BRANO PROPOSTO >>
Scusi se la riporto al presente. Sul rispetto della par condicio prima della fase elettorale cosa ha fatto?
«Le regole ci sono, serve autocontrollo da parte di tutti. Nel Cda del 20 dicembre abbiamo approvato una delibera che ho proposto io perché, anche nel periodo non elettorale, vengano rispettate le leggi, il pluralismo e l’equilibrio nell’informazione. Non mi si dica che non si capisce bene cosa di deve fare: garantire parità di trattamento».

E il contraddittorio nei talk show. Ma in alcune trasmissioni il politico è da solo. Che fare?
«Finché è possibile ci dev’essere il contraddittorio, in altre trasmissioni l’equilibrio ci può essere lo stesso, valutato nell’insieme del ciclo di puntate. Il David Letterman Show è fatto così. Presto i direttori di reti e testate ci daranno un quadro complessivo delle programmazioni. E per l’attuazione della par condicio aspettiamo il regolamento della commissione di Vigilanza. Le modalità sono quelle: i confronti a due; le tavole rotonde con più persone; la conferenza stampa del leader di un partito. L’importante è che ci sia un equilibrio fra i leader e non influenzare con cose surrettizie. Certo guardo con invidia alla Gran Bretagna, in cui il governo può intervenire in tv quando vuole, ma entro 24 ore l’opposizione deve parlare. In Italia è più difficile...».

CONSEGNA >> Riprendi l'intervista sulla par condicio qui sopra e proseguila a partire dall'ultima frase riportata.

DATI PRESENTATI >>
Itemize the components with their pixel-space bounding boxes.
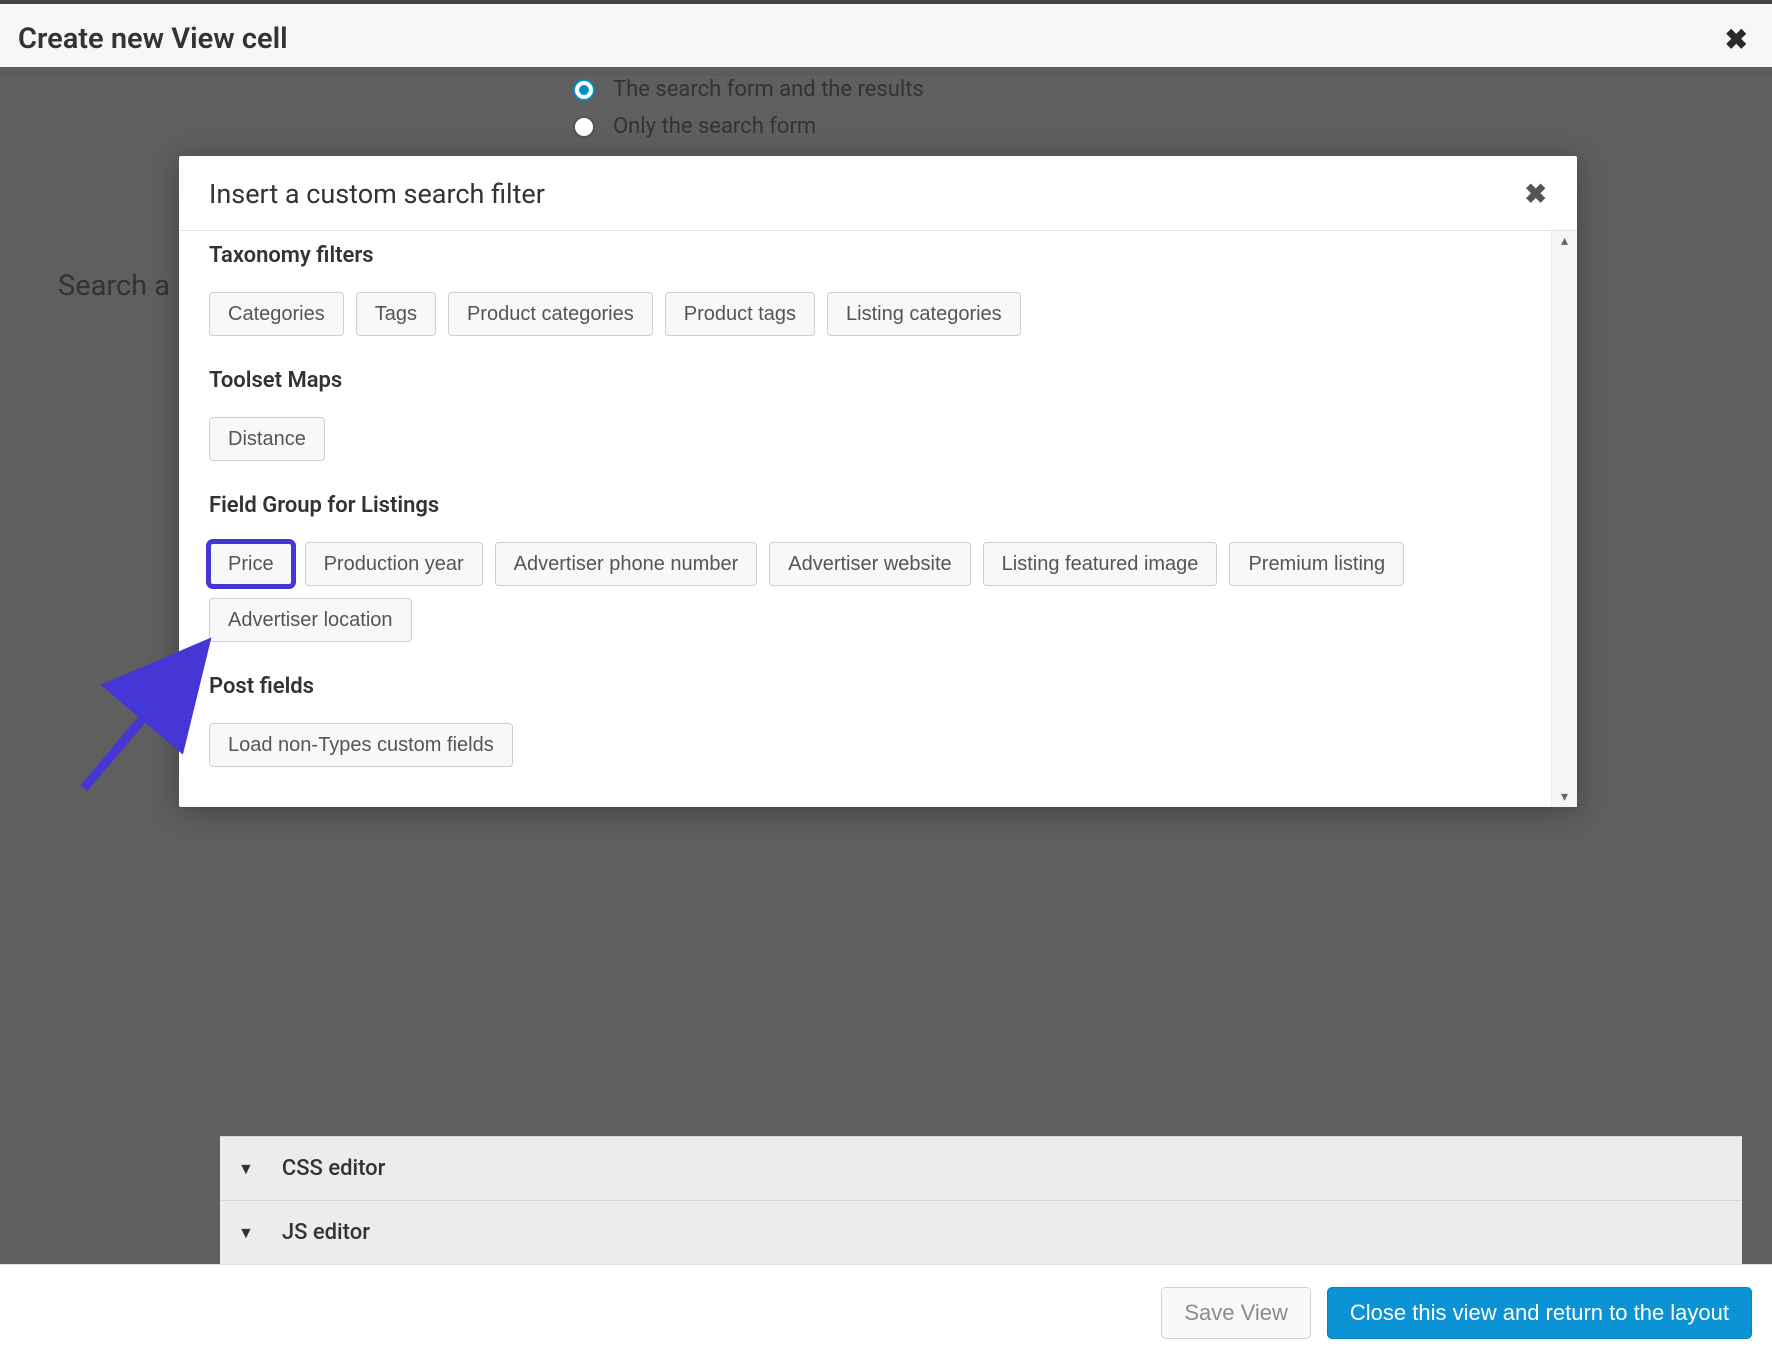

ESERCIZIO SVOLTO >>
 

Ha deciso Anna La Rosa di rinunciare alla puntata di Alice col solo Berlusconi o è stata convinta?
«Io certo no. In questi casi non metto bocca, ho solo chiarito la mia posizione. In accordo con l’azienda e la sua rete ha deciso lei, ma lo stesso Berlusconi aveva ritenuto eccessivi due faccia a faccia in due giorni».

 

Si è rischiata la tele-indigestione, però. Questi «ingorghi» nascono dalla competizione tra conduttori?
«Per la Rai questa settimana il premier è stato da Vespa e venerdì sarà alla Conferenza stampa come leader di Forza Italia, che non è un programma di Anna La Rosa, già in calendario. Ma non conviene neppure a chi parla essere troppo presente. È vero, siamo già in campagna elettorale e la commissione di Vigilanza ha delle difficoltà inedite, dovute al sistema proporzionale».

 

Come regolarsi?
«Non è facile: ci sono i leader delle coalizioni, poi i leader dei partiti da votare col proporzionale e, per la par condicio, ogni lista deve avere lo stesso tempo tv. Ma se Ds e Margherita e chi altro alla Camera vanno come Lista dell’Ulivo e al Senato da soli, non si possono considerare uno, due, o tre soggetti. Sono problemi da affrontare, il percorso non è dei più agevoli ma speriamo che non ci siano incidenti agli incroci, solo qualche graffio alle auto...».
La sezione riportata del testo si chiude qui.